Structured figure records
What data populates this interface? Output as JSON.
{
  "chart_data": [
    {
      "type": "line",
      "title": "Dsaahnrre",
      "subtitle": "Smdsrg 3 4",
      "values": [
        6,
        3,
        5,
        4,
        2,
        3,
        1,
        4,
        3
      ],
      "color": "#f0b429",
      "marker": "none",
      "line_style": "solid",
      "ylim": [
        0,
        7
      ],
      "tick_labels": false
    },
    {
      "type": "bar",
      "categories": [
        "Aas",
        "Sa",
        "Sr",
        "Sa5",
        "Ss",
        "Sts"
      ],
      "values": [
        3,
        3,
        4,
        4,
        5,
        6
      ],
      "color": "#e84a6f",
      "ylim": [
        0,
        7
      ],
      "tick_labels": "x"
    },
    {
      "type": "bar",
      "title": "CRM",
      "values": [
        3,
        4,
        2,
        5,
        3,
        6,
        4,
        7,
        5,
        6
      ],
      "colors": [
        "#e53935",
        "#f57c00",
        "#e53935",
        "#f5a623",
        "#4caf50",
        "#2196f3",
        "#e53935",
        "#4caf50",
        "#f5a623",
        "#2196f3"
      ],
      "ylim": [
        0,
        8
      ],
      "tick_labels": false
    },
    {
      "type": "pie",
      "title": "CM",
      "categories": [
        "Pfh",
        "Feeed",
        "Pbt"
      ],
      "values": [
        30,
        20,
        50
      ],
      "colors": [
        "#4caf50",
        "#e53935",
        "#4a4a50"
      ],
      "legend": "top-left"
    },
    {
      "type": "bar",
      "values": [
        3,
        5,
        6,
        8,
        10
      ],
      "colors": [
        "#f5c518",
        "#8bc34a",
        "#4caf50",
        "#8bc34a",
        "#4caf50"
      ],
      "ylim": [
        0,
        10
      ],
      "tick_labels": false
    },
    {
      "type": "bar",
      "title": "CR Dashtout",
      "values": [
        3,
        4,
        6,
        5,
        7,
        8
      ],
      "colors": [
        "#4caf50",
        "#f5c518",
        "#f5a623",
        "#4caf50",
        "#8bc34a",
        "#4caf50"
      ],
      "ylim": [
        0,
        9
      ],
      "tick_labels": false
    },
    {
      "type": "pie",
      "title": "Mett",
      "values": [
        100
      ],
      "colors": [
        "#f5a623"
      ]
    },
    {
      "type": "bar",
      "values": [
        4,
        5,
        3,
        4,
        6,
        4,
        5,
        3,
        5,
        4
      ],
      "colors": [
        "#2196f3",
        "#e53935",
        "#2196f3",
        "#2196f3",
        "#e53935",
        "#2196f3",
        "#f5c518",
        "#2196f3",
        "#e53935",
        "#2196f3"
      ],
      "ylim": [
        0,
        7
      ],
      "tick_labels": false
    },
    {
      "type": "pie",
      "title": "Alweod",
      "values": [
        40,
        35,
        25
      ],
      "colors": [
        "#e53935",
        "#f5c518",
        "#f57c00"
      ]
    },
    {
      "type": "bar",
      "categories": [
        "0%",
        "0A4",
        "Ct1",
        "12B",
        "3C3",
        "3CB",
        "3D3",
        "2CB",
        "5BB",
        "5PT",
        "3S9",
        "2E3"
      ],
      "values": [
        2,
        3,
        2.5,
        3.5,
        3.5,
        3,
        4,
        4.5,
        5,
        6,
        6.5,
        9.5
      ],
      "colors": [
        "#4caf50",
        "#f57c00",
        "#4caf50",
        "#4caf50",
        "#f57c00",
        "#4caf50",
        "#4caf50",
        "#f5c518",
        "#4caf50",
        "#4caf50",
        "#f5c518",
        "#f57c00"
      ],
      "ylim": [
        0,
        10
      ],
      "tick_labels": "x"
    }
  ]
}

• What to produce
Write out the full listing, keeping every line exactly as it is.

• Task solution
What data populates this interface? Output as JSON.
{
  "chart_data": [
    {
      "type": "line",
      "title": "Dsaahnrre",
      "subtitle": "Smdsrg 3 4",
      "values": [
        6,
        3,
        5,
        4,
        2,
        3,
        1,
        4,
        3
      ],
      "color": "#f0b429",
      "marker": "none",
      "line_style": "solid",
      "ylim": [
        0,
        7
      ],
      "tick_labels": false
    },
    {
      "type": "bar",
      "categories": [
        "Aas",
        "Sa",
        "Sr",
        "Sa5",
        "Ss",
        "Sts"
      ],
      "values": [
        3,
        3,
        4,
        4,
        5,
        6
      ],
      "color": "#e84a6f",
      "ylim": [
        0,
        7
      ],
      "tick_labels": "x"
    },
    {
      "type": "bar",
      "title": "CRM",
      "values": [
        3,
        4,
        2,
        5,
        3,
        6,
        4,
        7,
        5,
        6
      ],
      "colors": [
        "#e53935",
        "#f57c00",
        "#e53935",
        "#f5a623",
        "#4caf50",
        "#2196f3",
        "#e53935",
        "#4caf50",
        "#f5a623",
        "#2196f3"
      ],
      "ylim": [
        0,
        8
      ],
      "tick_labels": false
    },
    {
      "type": "pie",
      "title": "CM",
      "categories": [
        "Pfh",
        "Feeed",
        "Pbt"
      ],
      "values": [
        30,
        20,
        50
      ],
      "colors": [
        "#4caf50",
        "#e53935",
        "#4a4a50"
      ],
      "legend": "top-left"
    },
    {
      "type": "bar",
      "values": [
        3,
        5,
        6,
        8,
        10
      ],
      "colors": [
        "#f5c518",
        "#8bc34a",
        "#4caf50",
        "#8bc34a",
        "#4caf50"
      ],
      "ylim": [
        0,
        10
      ],
      "tick_labels": false
    },
    {
      "type": "bar",
      "title": "CR Dashtout",
      "values": [
        3,
        4,
        6,
        5,
        7,
        8
      ],
      "colors": [
        "#4caf50",
        "#f5c518",
        "#f5a623",
        "#4caf50",
        "#8bc34a",
        "#4caf50"
      ],
      "ylim": [
        0,
        9
      ],
      "tick_labels": false
    },
    {
      "type": "pie",
      "title": "Mett",
      "values": [
        100
      ],
      "colors": [
        "#f5a623"
      ]
    },
    {
      "type": "bar",
      "values": [
        4,
        5,
        3,
        4,
        6,
        4,
        5,
        3,
        5,
        4
      ],
      "colors": [
        "#2196f3",
        "#e53935",
        "#2196f3",
        "#2196f3",
        "#e53935",
        "#2196f3",
        "#f5c518",
        "#2196f3",
        "#e53935",
        "#2196f3"
      ],
      "ylim": [
        0,
        7
      ],
      "tick_labels": false
    },
    {
      "type": "pie",
      "title": "Alweod",
      "values": [
        40,
        35,
        25
      ],
      "colors": [
        "#e53935",
        "#f5c518",
        "#f57c00"
      ]
    },
    {
      "type": "bar",
      "categories": [
        "0%",
        "0A4",
        "Ct1",
        "12B",
        "3C3",
        "3CB",
        "3D3",
        "2CB",
        "5BB",
        "5PT",
        "3S9",
        "2E3"
      ],
      "values": [
        2,
        3,
        2.5,
        3.5,
        3.5,
        3,
        4,
        4.5,
        5,
        6,
        6.5,
        9.5
      ],
      "colors": [
        "#4caf50",
        "#f57c00",
        "#4caf50",
        "#4caf50",
        "#f57c00",
        "#4caf50",
        "#4caf50",
        "#f5c518",
        "#4caf50",
        "#4caf50",
        "#f5c518",
        "#f57c00"
      ],
      "ylim": [
        0,
        10
      ],
      "tick_labels": "x"
    }
  ]
}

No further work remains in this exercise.